### Task goal
Reproduce the passage on citizen oversight of the federal health agencies, word for word and in full.

### Provided passage
════════════════

Citizen Oversight for the Federal Health Agencies
A Framework for Democratic Oversight of the Federal Health Agencies
Existing oversight mechanisms for the federal health agencies are completely inadequate. Opaque government bureaucracies shut out citizens. Waste, inefficiency and corruption are marbled into the system. Cutting waste requires many changes, small and large, across the government. Some limited auditing of the system is occasionally done, but even when audits find flaws, problems mostly go unaddressed.
By decomposing government agencies into small, comprehensible subunits and pairing each subunit with a citizen oversight committee, America can channel civic energy into mechanisms for government oversight and improvement. Citizen juries can be given manageable tasks, make targeted recommendations, and act as a focal point for interaction with activists. Additional citizen oversight juries can work across the system on larger structural issues.
Citizen juries can gather feedback and ideas from the public and collate and give this feedback to the relevant areas of the government. They can evaluate the performance of particular areas, suggest improvements, publicize issues, and bring unresolved issues to other areas of government.
Citizen oversight juries would act as agents of the public to ensure that the piece of government within their purview functions well. They are to work collaboratively with both the people in government as well as the general public to improve the functioning of their oversight area.
How Citizen Juries Function
A citizens jury is a working group or oversight committee that can vary in size from 3-12 people. Citizens oversight juries would function similarly to traditional blue ribbon panels. Groups of citizens would be selected at random, similar to the selection process currently used for criminal or civil juries. However, instead of evaluating the facts of a legal case, the oversight juries would be given the task of evaluating the state of a particular piece of the bureaucratic government, and instead of rendering a verdict, the oversight juries would use their common sense and intelligence to look at a situation, determine the primary issues, examine data (financials, reports, interviews, documents, emails, etc.), and consult with concerned citizens and experts. With this information, the oversight juries can write reports and make recommendations. The jury can then take steps to see that these suggestions are heard by the proper authorities and get wider publicity. They can suggest budgeting changes, rationalizations, reorganizations, and policy changes. The juries are to act as the agents of the general public to see that their area of oversight functions as well as possible.

════════════════

### Available data

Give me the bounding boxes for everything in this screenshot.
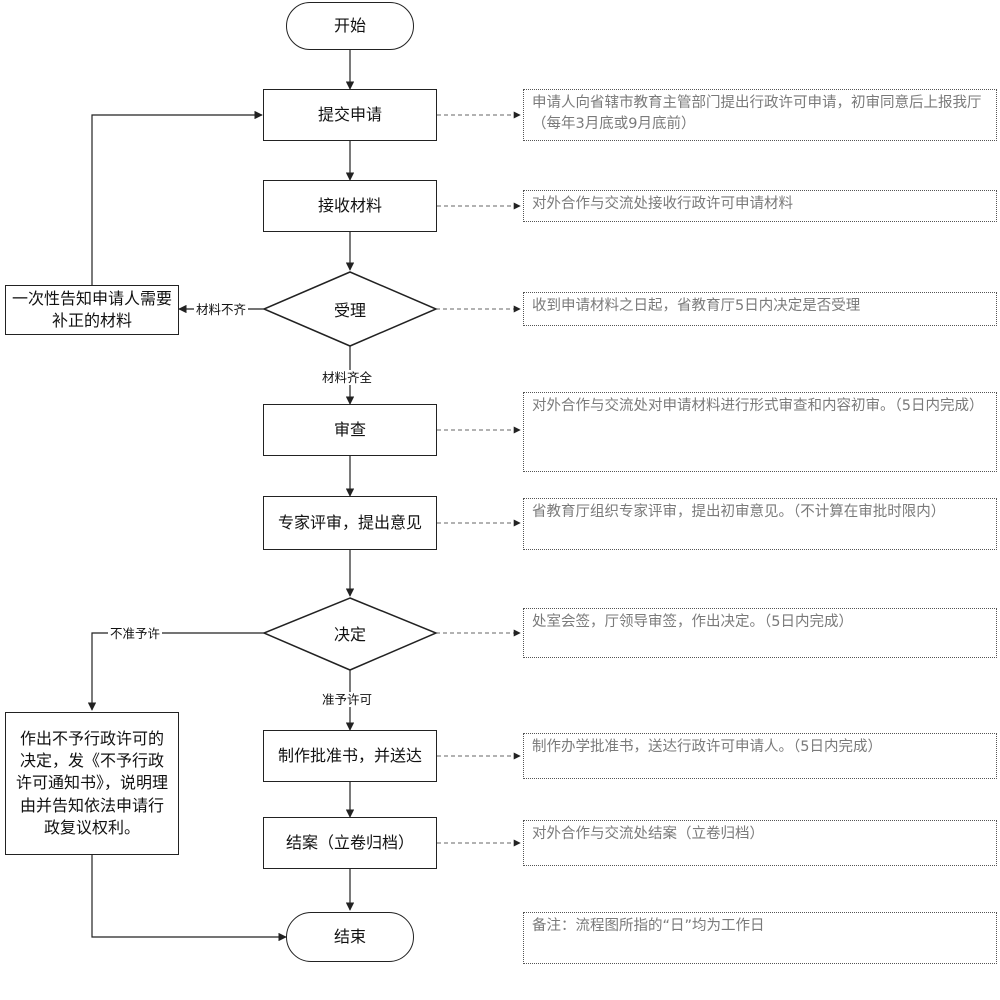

════════════════

### Exercise response
Citizen Oversight for the Federal Health Agencies
A Framework for Democratic Oversight of the Federal Health Agencies
Existing oversight mechanisms for the federal health agencies are completely inadequate. Opaque government bureaucracies shut out citizens. Waste, inefficiency and corruption are marbled into the system. Cutting waste requires many changes, small and large, across the government. Some limited auditing of the system is occasionally done, but even when audits find flaws, problems mostly go unaddressed.
By decomposing government agencies into small, comprehensible subunits and pairing each subunit with a citizen oversight committee, America can channel civic energy into mechanisms for government oversight and improvement. Citizen juries can be given manageable tasks, make targeted recommendations, and act as a focal point for interaction with activists. Additional citizen oversight juries can work across the system on larger structural issues.
Citizen juries can gather feedback and ideas from the public and collate and give this feedback to the relevant areas of the government. They can evaluate the performance of particular areas, suggest improvements, publicize issues, and bring unresolved issues to other areas of government.
Citizen oversight juries would act as agents of the public to ensure that the piece of government within their purview functions well. They are to work collaboratively with both the people in government as well as the general public to improve the functioning of their oversight area.
How Citizen Juries Function
A citizens jury is a working group or oversight committee that can vary in size from 3-12 people. Citizens oversight juries would function similarly to traditional blue ribbon panels. Groups of citizens would be selected at random, similar to the selection process currently used for criminal or civil juries. However, instead of evaluating the facts of a legal case, the oversight juries would be given the task of evaluating the state of a particular piece of the bureaucratic government, and instead of rendering a verdict, the oversight juries would use their common sense and intelligence to look at a situation, determine the primary issues, examine data (financials, reports, interviews, documents, emails, etc.), and consult with concerned citizens and experts. With this information, the oversight juries can write reports and make recommendations. The jury can then take steps to see that these suggestions are heard by the proper authorities and get wider publicity. They can suggest budgeting changes, rationalizations, reorganizations, and policy changes. The juries are to act as the agents of the general public to see that their area of oversight functions as well as possible.